▶ [What is being asked]:
Set down, in full, every record in the block.

▶ [Source data]:

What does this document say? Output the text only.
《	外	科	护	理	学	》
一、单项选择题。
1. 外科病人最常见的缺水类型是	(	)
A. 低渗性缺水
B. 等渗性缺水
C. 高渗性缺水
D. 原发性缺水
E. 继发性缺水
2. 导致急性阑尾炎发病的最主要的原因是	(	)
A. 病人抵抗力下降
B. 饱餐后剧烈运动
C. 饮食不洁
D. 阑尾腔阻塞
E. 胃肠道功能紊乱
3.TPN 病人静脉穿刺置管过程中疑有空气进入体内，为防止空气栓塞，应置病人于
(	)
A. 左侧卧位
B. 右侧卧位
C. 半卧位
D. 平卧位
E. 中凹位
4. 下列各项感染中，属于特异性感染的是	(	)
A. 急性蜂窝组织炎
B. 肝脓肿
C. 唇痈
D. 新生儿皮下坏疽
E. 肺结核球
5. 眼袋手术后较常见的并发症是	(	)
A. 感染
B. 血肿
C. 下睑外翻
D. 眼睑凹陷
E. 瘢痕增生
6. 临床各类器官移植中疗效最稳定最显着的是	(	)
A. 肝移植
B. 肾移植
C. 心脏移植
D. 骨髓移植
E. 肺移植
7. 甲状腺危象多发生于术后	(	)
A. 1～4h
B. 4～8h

▶ [Solution to this task]:
What does this document say? Output the text only.
《	外	科	护	理	学	》
一、单项选择题。
1. 外科病人最常见的缺水类型是	(	)
A. 低渗性缺水
B. 等渗性缺水
C. 高渗性缺水
D. 原发性缺水
E. 继发性缺水
2. 导致急性阑尾炎发病的最主要的原因是	(	)
A. 病人抵抗力下降
B. 饱餐后剧烈运动
C. 饮食不洁
D. 阑尾腔阻塞
E. 胃肠道功能紊乱
3.TPN 病人静脉穿刺置管过程中疑有空气进入体内，为防止空气栓塞，应置病人于
(	)
A. 左侧卧位
B. 右侧卧位
C. 半卧位
D. 平卧位
E. 中凹位
4. 下列各项感染中，属于特异性感染的是	(	)
A. 急性蜂窝组织炎
B. 肝脓肿
C. 唇痈
D. 新生儿皮下坏疽
E. 肺结核球
5. 眼袋手术后较常见的并发症是	(	)
A. 感染
B. 血肿
C. 下睑外翻
D. 眼睑凹陷
E. 瘢痕增生
6. 临床各类器官移植中疗效最稳定最显着的是	(	)
A. 肝移植
B. 肾移植
C. 心脏移植
D. 骨髓移植
E. 肺移植
7. 甲状腺危象多发生于术后	(	)
A. 1～4h
B. 4～8h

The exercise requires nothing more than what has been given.